ROWS
►
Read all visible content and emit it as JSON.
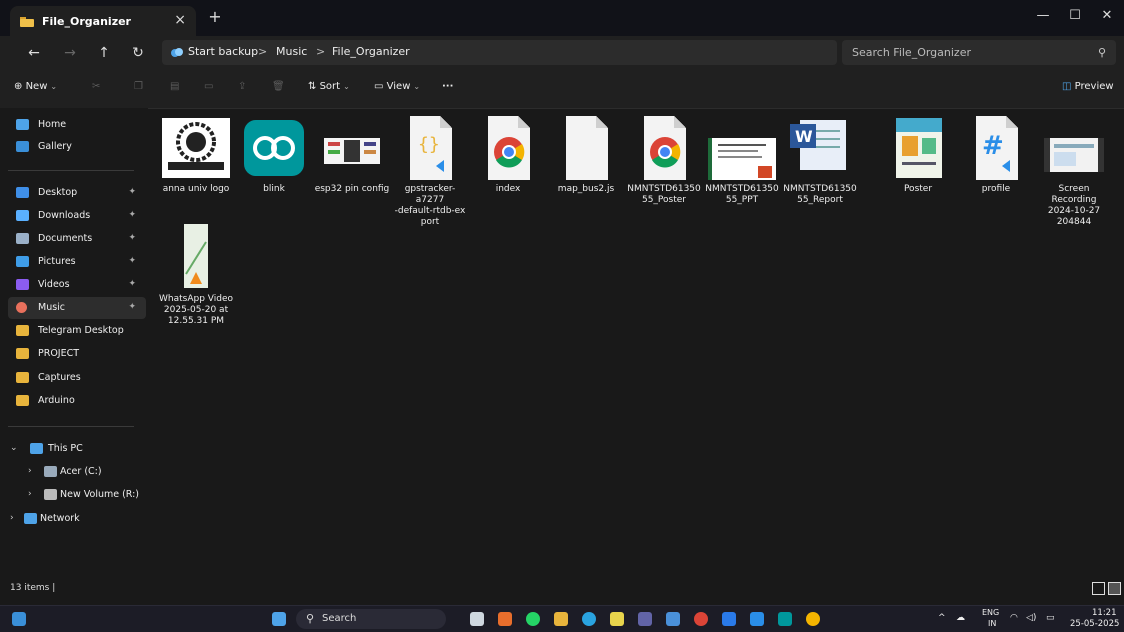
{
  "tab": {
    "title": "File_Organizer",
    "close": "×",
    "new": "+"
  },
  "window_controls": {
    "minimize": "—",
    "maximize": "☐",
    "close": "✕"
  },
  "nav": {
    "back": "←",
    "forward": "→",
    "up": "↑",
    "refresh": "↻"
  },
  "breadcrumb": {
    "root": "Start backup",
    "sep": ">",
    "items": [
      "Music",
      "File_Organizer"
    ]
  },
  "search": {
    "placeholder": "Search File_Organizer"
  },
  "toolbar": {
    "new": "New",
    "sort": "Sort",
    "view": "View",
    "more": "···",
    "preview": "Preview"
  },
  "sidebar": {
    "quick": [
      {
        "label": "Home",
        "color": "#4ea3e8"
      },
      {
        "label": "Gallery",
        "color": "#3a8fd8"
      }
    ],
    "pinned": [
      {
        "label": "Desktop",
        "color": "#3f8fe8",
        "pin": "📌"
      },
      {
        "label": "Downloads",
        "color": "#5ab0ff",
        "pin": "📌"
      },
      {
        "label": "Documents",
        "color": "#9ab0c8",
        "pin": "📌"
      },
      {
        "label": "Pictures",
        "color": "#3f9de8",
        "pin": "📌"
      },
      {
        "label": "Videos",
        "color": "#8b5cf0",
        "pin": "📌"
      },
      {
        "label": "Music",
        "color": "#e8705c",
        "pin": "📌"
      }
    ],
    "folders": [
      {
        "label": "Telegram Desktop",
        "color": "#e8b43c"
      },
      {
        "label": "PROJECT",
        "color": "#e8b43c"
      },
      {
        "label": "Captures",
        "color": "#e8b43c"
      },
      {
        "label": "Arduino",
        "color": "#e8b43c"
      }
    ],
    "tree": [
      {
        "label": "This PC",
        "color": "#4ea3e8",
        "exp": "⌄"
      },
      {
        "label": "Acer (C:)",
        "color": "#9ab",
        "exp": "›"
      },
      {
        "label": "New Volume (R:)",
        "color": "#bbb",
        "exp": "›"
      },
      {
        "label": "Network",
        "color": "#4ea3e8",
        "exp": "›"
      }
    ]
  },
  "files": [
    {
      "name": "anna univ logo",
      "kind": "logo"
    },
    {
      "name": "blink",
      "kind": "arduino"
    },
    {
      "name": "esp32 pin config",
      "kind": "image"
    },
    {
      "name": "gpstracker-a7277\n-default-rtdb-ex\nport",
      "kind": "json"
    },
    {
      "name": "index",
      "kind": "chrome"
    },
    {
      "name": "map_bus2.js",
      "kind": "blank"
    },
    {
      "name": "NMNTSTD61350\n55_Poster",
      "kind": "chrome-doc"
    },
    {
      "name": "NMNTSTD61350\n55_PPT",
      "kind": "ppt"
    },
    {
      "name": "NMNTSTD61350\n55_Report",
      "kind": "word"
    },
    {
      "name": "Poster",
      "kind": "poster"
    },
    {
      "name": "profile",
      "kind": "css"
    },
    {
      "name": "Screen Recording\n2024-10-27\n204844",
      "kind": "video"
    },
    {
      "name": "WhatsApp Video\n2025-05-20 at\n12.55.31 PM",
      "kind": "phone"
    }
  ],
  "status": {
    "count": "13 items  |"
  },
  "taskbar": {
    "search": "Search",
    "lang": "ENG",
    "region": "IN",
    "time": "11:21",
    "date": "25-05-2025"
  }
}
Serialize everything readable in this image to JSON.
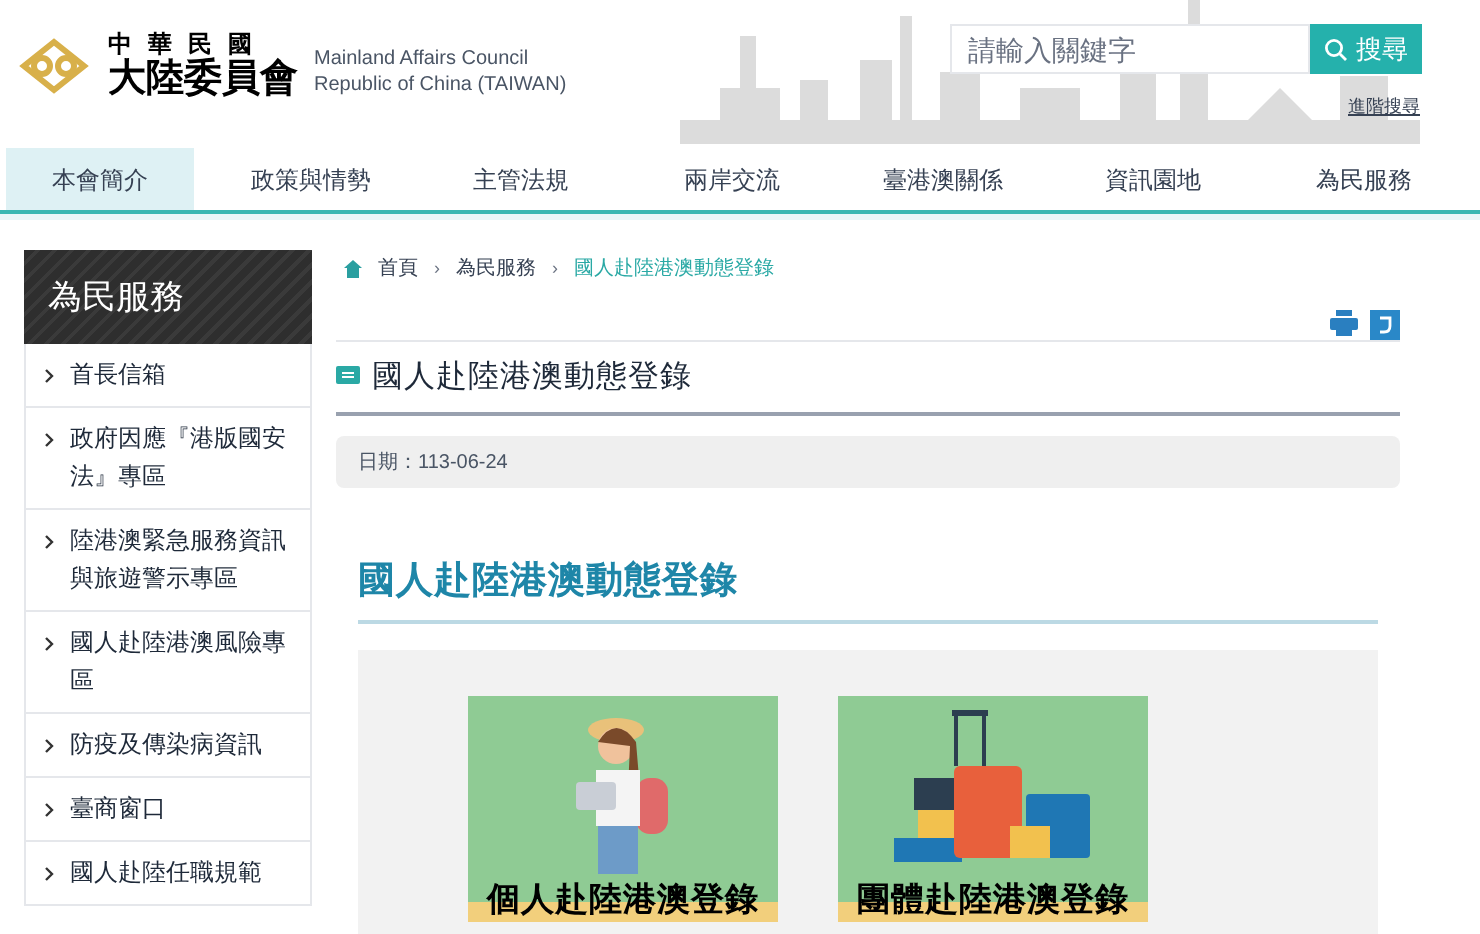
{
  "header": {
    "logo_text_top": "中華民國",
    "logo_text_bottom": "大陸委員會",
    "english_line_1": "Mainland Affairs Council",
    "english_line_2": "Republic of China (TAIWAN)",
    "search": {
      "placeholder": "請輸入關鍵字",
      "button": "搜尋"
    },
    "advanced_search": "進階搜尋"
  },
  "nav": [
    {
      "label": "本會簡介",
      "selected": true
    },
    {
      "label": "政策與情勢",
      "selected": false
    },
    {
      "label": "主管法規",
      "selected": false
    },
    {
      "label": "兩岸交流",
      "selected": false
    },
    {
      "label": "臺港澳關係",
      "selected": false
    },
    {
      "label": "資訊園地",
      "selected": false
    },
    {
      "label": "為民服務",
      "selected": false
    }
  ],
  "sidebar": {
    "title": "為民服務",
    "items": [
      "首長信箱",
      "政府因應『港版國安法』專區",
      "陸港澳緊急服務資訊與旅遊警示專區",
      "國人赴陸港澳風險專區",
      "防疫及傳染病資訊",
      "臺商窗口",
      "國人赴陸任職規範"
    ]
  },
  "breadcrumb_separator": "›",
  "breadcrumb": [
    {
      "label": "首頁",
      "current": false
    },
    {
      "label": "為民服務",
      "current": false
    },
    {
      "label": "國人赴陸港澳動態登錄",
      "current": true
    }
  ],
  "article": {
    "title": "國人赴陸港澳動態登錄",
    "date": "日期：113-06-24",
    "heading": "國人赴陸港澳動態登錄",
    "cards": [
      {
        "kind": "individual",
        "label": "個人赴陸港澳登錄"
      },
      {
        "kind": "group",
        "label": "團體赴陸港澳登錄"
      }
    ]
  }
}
◄
SET PROBLEM
Copy whichever lines in the listing above contain the word "國人赴陸港澳動態登錄".

FINAL RESULT
      "label": "國人赴陸港澳動態登錄",
    "title": "國人赴陸港澳動態登錄",
    "heading": "國人赴陸港澳動態登錄",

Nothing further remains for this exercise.